◆ **SUPPLIED ENTRIES**
»»
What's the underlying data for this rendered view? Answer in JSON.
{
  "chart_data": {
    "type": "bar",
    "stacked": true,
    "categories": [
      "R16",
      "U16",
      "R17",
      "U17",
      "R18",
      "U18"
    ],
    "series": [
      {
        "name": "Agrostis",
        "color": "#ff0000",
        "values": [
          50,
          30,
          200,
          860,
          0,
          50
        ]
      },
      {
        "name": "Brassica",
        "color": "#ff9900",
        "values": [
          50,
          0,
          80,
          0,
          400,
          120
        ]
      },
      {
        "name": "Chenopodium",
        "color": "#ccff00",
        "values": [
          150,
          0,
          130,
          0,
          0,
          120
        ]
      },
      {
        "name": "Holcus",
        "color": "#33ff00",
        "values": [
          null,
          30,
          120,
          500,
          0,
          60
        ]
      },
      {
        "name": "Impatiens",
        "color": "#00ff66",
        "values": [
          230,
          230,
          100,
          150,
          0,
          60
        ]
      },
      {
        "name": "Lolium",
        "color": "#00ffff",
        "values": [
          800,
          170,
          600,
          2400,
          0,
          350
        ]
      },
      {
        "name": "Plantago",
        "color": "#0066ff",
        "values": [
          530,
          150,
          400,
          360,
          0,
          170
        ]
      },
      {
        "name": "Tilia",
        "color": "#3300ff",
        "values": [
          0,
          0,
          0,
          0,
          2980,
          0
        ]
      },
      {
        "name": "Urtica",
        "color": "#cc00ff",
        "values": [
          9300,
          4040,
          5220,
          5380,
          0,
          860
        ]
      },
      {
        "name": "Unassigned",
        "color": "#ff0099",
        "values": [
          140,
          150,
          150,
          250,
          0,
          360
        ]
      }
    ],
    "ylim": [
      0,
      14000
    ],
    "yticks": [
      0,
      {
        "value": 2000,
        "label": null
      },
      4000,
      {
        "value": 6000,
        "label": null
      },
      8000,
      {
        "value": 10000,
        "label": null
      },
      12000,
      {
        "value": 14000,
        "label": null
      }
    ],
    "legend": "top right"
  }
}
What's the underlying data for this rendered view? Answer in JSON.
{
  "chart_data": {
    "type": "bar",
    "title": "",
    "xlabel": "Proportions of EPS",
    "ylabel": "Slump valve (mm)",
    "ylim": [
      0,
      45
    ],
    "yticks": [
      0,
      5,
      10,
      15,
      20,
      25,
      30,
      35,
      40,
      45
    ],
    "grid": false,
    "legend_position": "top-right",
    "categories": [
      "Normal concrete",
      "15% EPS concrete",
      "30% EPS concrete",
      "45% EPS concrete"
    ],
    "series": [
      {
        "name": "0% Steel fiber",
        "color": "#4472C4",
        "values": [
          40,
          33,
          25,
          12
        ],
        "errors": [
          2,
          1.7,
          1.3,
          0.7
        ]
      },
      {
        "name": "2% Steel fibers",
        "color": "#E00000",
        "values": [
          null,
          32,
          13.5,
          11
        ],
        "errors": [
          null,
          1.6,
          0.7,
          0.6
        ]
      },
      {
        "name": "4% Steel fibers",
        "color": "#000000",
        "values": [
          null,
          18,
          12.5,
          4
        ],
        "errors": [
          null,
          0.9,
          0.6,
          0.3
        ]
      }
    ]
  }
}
««
◆ **INSTRUCTION**
From the data above, gather every line that includes the word "right".

◆ **COMPLETE OUTPUT**
    "legend": "top right"
    "legend_position": "top-right",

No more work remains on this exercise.